━━━━━ EXTRACTED ENTRIES

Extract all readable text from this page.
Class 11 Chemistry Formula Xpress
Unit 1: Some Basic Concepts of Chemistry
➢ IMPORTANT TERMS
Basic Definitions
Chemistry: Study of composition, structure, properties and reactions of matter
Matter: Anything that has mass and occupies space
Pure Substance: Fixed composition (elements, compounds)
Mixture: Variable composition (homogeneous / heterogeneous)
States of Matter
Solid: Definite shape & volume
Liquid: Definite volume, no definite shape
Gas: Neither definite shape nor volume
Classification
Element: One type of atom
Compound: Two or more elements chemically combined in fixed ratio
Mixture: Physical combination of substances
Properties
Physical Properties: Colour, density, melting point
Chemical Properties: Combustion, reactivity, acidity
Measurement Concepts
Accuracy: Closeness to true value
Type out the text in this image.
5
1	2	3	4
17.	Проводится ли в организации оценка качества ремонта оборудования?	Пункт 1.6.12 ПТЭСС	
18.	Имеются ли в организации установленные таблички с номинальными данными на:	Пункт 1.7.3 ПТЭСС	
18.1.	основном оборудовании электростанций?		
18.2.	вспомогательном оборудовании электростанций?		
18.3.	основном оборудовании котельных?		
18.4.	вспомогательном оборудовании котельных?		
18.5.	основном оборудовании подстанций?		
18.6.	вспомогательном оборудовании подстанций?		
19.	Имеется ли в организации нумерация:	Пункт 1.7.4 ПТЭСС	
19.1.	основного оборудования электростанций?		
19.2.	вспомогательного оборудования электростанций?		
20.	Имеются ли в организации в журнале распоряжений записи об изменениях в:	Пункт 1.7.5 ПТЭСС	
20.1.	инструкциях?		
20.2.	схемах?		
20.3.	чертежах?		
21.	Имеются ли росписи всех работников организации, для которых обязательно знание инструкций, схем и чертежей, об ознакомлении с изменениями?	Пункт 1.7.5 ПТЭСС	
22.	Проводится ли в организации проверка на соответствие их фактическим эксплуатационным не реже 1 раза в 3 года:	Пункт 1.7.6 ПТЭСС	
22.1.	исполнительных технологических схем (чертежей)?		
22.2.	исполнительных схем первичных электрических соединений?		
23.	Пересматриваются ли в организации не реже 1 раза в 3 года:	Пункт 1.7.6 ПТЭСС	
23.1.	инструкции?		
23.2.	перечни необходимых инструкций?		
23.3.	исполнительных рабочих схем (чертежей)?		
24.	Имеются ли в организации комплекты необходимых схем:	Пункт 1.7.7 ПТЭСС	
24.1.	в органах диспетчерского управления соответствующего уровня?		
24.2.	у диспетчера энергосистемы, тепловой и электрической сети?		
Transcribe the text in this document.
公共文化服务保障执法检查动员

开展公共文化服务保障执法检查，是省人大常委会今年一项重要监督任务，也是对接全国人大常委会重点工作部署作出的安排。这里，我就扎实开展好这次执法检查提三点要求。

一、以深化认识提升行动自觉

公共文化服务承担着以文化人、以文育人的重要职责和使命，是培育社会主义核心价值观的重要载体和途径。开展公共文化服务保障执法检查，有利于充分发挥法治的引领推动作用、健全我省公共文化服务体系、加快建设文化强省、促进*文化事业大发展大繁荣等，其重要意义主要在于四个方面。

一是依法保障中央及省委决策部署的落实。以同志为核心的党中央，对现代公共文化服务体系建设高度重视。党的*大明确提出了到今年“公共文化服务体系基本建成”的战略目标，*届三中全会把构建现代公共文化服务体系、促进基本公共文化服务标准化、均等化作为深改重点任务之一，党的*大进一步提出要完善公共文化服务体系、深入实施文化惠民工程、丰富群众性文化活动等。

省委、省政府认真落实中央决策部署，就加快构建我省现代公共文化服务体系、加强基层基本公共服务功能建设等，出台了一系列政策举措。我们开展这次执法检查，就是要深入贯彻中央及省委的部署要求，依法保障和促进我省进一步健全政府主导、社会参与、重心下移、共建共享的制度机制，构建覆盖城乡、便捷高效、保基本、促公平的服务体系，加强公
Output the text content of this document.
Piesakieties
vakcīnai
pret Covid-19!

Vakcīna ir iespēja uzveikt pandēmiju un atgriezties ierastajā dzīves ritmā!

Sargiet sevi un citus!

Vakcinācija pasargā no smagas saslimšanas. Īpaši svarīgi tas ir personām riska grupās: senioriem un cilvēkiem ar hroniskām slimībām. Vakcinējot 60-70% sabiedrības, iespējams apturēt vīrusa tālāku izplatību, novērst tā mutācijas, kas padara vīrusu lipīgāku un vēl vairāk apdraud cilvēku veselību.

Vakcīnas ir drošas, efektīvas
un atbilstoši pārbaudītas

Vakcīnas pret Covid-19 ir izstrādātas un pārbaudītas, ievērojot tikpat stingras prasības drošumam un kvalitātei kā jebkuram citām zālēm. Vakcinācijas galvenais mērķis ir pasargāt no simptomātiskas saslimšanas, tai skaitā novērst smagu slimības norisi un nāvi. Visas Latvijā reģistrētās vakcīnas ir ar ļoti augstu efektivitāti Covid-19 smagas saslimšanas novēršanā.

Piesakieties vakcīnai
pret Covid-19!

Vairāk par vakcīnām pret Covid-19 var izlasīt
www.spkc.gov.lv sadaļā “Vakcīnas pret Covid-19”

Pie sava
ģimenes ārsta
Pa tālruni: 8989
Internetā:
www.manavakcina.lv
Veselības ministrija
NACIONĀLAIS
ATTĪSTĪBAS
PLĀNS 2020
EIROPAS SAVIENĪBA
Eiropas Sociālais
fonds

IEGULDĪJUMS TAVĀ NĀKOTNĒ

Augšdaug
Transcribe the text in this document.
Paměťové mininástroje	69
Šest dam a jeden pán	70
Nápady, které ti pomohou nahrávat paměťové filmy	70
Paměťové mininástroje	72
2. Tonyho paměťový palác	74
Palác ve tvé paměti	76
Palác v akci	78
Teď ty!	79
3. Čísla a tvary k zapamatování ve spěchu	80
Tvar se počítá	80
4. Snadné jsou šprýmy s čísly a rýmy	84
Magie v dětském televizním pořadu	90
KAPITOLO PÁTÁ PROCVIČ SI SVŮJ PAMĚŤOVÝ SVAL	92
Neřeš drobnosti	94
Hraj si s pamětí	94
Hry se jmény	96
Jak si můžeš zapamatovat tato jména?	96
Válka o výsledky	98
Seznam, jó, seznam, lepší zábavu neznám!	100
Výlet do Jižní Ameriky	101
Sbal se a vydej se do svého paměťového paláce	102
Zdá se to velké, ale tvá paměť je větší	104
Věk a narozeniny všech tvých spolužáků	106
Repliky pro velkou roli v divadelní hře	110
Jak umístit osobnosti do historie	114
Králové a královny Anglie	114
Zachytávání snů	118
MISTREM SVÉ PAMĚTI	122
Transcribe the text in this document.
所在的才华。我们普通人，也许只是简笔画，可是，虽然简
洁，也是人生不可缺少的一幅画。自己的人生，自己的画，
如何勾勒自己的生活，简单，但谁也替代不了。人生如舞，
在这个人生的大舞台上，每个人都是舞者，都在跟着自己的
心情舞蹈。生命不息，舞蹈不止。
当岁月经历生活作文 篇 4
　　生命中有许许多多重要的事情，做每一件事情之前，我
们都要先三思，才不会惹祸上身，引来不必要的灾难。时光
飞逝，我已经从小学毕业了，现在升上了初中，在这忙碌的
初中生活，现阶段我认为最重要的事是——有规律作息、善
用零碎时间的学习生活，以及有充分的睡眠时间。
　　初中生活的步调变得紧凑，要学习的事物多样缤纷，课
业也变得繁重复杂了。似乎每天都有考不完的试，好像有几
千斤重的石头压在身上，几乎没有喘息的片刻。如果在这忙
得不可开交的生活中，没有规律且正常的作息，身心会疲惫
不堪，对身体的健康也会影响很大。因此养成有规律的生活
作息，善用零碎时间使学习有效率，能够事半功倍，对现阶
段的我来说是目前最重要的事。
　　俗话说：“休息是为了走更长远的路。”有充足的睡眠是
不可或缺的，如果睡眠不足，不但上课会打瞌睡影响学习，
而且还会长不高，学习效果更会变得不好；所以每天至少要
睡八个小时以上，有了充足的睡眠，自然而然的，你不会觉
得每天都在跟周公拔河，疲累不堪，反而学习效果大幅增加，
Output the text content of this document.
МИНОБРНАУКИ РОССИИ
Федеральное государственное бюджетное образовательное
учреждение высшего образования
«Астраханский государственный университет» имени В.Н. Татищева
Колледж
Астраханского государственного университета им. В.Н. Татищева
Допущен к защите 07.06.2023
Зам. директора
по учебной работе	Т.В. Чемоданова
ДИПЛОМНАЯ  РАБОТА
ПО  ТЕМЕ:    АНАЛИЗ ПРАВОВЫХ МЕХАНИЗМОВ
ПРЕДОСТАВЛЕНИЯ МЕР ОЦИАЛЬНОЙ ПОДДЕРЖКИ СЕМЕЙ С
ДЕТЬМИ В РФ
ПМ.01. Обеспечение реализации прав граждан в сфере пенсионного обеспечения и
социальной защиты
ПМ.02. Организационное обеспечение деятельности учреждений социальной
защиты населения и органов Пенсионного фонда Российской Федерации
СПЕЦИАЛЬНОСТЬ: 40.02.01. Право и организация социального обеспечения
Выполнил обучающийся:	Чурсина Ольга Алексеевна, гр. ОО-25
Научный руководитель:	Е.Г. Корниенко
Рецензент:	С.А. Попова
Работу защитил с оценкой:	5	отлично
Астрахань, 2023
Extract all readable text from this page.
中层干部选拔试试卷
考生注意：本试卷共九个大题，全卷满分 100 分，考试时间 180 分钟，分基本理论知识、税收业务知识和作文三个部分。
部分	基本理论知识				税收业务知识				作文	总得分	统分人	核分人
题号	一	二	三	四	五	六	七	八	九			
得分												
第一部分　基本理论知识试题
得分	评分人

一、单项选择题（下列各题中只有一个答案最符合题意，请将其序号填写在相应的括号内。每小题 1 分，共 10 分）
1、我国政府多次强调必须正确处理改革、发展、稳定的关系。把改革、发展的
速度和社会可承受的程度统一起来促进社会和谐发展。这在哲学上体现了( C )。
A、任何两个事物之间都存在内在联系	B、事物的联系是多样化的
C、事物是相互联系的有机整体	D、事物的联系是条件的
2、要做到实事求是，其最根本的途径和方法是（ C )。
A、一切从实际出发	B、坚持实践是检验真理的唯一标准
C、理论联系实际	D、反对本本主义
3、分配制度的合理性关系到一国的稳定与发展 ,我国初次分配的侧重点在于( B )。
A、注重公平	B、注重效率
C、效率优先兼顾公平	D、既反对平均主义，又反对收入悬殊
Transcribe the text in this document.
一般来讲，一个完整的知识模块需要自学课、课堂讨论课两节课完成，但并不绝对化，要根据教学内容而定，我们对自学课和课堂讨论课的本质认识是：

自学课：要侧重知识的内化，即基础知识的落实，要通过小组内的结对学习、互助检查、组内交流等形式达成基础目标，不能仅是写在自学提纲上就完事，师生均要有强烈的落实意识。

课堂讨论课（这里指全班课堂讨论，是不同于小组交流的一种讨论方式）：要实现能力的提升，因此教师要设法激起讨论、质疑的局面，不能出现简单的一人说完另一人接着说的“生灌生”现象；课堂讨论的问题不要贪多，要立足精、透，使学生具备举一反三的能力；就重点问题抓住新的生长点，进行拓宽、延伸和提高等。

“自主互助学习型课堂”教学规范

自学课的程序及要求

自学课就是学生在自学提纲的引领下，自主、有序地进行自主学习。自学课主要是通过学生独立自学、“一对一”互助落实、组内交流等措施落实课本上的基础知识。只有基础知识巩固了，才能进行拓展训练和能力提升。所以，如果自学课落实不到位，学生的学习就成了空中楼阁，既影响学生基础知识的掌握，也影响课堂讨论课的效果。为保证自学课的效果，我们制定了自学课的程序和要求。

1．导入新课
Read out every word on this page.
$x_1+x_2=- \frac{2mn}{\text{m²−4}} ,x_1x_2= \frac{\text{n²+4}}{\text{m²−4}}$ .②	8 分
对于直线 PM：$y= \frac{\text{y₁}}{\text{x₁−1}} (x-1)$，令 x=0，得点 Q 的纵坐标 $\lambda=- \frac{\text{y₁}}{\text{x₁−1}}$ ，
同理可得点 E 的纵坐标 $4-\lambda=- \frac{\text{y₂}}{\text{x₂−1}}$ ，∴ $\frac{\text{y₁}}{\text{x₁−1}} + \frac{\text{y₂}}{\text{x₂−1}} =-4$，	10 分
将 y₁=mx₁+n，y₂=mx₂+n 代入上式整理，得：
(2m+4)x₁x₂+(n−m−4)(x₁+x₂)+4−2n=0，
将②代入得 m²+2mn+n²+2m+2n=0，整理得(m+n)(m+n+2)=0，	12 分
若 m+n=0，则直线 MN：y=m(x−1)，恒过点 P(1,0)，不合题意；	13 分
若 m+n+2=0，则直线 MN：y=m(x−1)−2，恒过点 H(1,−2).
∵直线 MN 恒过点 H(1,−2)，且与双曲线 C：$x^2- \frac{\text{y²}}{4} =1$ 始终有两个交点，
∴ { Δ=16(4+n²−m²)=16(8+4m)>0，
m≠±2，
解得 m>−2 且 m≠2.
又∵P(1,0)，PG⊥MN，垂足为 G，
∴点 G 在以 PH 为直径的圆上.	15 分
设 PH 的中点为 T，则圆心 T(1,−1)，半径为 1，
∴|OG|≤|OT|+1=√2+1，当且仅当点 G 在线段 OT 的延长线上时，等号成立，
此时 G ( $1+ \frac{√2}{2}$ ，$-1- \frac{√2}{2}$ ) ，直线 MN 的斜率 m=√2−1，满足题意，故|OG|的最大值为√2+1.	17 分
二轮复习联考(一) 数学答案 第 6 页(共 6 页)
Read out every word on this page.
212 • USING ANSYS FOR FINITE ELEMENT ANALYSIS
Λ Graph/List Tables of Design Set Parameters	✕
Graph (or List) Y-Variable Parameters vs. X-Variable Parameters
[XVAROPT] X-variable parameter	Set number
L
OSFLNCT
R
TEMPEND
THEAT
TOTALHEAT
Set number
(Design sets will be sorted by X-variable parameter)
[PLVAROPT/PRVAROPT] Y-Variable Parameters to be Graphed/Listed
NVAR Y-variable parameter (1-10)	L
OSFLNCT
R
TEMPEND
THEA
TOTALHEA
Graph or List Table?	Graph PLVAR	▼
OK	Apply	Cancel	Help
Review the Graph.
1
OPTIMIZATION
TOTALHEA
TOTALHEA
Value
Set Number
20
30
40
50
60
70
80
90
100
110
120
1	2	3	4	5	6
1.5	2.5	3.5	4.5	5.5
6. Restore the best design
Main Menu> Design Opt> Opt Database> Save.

━━━━━━━━━━

PROBLEM DESCRIPTION: Read the data above and count the lines that include "раза". Answer only with the count.

RESULT FOR THIS TASK: 2